Raw records:

☆ ☆ ☆

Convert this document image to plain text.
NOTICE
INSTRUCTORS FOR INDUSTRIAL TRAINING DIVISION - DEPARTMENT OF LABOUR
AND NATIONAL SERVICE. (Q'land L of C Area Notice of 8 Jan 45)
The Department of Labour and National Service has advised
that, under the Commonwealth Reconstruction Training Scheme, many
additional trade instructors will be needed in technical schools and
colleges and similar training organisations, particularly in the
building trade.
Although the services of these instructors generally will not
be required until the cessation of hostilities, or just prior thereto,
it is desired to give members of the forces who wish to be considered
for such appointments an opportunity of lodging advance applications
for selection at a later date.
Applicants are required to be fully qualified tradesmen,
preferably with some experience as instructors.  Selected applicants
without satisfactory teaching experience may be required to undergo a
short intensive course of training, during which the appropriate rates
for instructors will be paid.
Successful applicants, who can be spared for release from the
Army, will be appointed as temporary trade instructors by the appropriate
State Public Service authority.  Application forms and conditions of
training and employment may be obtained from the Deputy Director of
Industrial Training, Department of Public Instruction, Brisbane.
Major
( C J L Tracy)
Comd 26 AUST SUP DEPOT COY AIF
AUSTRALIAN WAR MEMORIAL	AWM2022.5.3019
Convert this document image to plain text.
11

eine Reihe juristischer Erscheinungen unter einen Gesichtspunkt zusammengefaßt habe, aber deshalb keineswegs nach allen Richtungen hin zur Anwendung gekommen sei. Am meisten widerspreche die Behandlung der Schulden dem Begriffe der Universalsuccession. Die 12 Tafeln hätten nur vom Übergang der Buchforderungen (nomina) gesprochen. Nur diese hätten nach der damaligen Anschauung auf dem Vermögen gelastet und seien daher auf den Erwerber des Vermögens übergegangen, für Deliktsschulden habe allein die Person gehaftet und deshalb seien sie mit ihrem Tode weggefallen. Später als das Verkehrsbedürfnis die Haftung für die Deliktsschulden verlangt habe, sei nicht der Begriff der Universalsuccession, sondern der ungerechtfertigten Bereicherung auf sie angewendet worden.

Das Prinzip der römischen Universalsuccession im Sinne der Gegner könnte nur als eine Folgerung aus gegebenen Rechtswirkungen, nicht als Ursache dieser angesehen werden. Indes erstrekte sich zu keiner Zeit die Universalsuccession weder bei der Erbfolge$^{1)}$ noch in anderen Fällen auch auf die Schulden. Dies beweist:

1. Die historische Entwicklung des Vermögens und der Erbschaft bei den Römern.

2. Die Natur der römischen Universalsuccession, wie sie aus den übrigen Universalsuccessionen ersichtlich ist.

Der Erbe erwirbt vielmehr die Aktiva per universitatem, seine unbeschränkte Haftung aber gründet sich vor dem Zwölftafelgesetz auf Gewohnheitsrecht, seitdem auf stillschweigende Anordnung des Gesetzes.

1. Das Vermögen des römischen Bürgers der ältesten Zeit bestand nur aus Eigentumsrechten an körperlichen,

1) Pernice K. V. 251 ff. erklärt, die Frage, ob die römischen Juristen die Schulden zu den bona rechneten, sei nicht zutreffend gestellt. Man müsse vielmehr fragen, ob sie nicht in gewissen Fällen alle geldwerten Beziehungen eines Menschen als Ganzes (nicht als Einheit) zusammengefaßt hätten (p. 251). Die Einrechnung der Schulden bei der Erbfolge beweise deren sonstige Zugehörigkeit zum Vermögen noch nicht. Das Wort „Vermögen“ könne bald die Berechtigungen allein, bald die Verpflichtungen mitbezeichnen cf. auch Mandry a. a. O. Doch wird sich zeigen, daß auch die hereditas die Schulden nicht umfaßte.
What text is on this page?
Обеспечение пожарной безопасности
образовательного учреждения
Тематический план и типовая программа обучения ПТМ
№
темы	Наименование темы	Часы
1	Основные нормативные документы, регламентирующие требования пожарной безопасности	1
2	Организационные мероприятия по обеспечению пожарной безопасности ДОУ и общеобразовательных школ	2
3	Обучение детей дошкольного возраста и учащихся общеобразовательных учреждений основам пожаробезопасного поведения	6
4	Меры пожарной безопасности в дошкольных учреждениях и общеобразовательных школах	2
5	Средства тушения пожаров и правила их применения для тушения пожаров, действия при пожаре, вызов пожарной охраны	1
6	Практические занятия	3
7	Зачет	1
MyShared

☆ ☆ ☆

• Exercise goal:
Restate each entry exactly, skipping none.

• The result:
Convert this document image to plain text.
NOTICE
INSTRUCTORS FOR INDUSTRIAL TRAINING DIVISION - DEPARTMENT OF LABOUR
AND NATIONAL SERVICE. (Q'land L of C Area Notice of 8 Jan 45)
The Department of Labour and National Service has advised
that, under the Commonwealth Reconstruction Training Scheme, many
additional trade instructors will be needed in technical schools and
colleges and similar training organisations, particularly in the
building trade.
Although the services of these instructors generally will not
be required until the cessation of hostilities, or just prior thereto,
it is desired to give members of the forces who wish to be considered
for such appointments an opportunity of lodging advance applications
for selection at a later date.
Applicants are required to be fully qualified tradesmen,
preferably with some experience as instructors.  Selected applicants
without satisfactory teaching experience may be required to undergo a
short intensive course of training, during which the appropriate rates
for instructors will be paid.
Successful applicants, who can be spared for release from the
Army, will be appointed as temporary trade instructors by the appropriate
State Public Service authority.  Application forms and conditions of
training and employment may be obtained from the Deputy Director of
Industrial Training, Department of Public Instruction, Brisbane.
Major
( C J L Tracy)
Comd 26 AUST SUP DEPOT COY AIF
AUSTRALIAN WAR MEMORIAL	AWM2022.5.3019
Convert this document image to plain text.
11

eine Reihe juristischer Erscheinungen unter einen Gesichtspunkt zusammengefaßt habe, aber deshalb keineswegs nach allen Richtungen hin zur Anwendung gekommen sei. Am meisten widerspreche die Behandlung der Schulden dem Begriffe der Universalsuccession. Die 12 Tafeln hätten nur vom Übergang der Buchforderungen (nomina) gesprochen. Nur diese hätten nach der damaligen Anschauung auf dem Vermögen gelastet und seien daher auf den Erwerber des Vermögens übergegangen, für Deliktsschulden habe allein die Person gehaftet und deshalb seien sie mit ihrem Tode weggefallen. Später als das Verkehrsbedürfnis die Haftung für die Deliktsschulden verlangt habe, sei nicht der Begriff der Universalsuccession, sondern der ungerechtfertigten Bereicherung auf sie angewendet worden.

Das Prinzip der römischen Universalsuccession im Sinne der Gegner könnte nur als eine Folgerung aus gegebenen Rechtswirkungen, nicht als Ursache dieser angesehen werden. Indes erstrekte sich zu keiner Zeit die Universalsuccession weder bei der Erbfolge$^{1)}$ noch in anderen Fällen auch auf die Schulden. Dies beweist:

1. Die historische Entwicklung des Vermögens und der Erbschaft bei den Römern.

2. Die Natur der römischen Universalsuccession, wie sie aus den übrigen Universalsuccessionen ersichtlich ist.

Der Erbe erwirbt vielmehr die Aktiva per universitatem, seine unbeschränkte Haftung aber gründet sich vor dem Zwölftafelgesetz auf Gewohnheitsrecht, seitdem auf stillschweigende Anordnung des Gesetzes.

1. Das Vermögen des römischen Bürgers der ältesten Zeit bestand nur aus Eigentumsrechten an körperlichen,

1) Pernice K. V. 251 ff. erklärt, die Frage, ob die römischen Juristen die Schulden zu den bona rechneten, sei nicht zutreffend gestellt. Man müsse vielmehr fragen, ob sie nicht in gewissen Fällen alle geldwerten Beziehungen eines Menschen als Ganzes (nicht als Einheit) zusammengefaßt hätten (p. 251). Die Einrechnung der Schulden bei der Erbfolge beweise deren sonstige Zugehörigkeit zum Vermögen noch nicht. Das Wort „Vermögen“ könne bald die Berechtigungen allein, bald die Verpflichtungen mitbezeichnen cf. auch Mandry a. a. O. Doch wird sich zeigen, daß auch die hereditas die Schulden nicht umfaßte.
What text is on this page?
Обеспечение пожарной безопасности
образовательного учреждения
Тематический план и типовая программа обучения ПТМ
№
темы	Наименование темы	Часы
1	Основные нормативные документы, регламентирующие требования пожарной безопасности	1
2	Организационные мероприятия по обеспечению пожарной безопасности ДОУ и общеобразовательных школ	2
3	Обучение детей дошкольного возраста и учащихся общеобразовательных учреждений основам пожаробезопасного поведения	6
4	Меры пожарной безопасности в дошкольных учреждениях и общеобразовательных школах	2
5	Средства тушения пожаров и правила их применения для тушения пожаров, действия при пожаре, вызов пожарной охраны	1
6	Практические занятия	3
7	Зачет	1
MyShared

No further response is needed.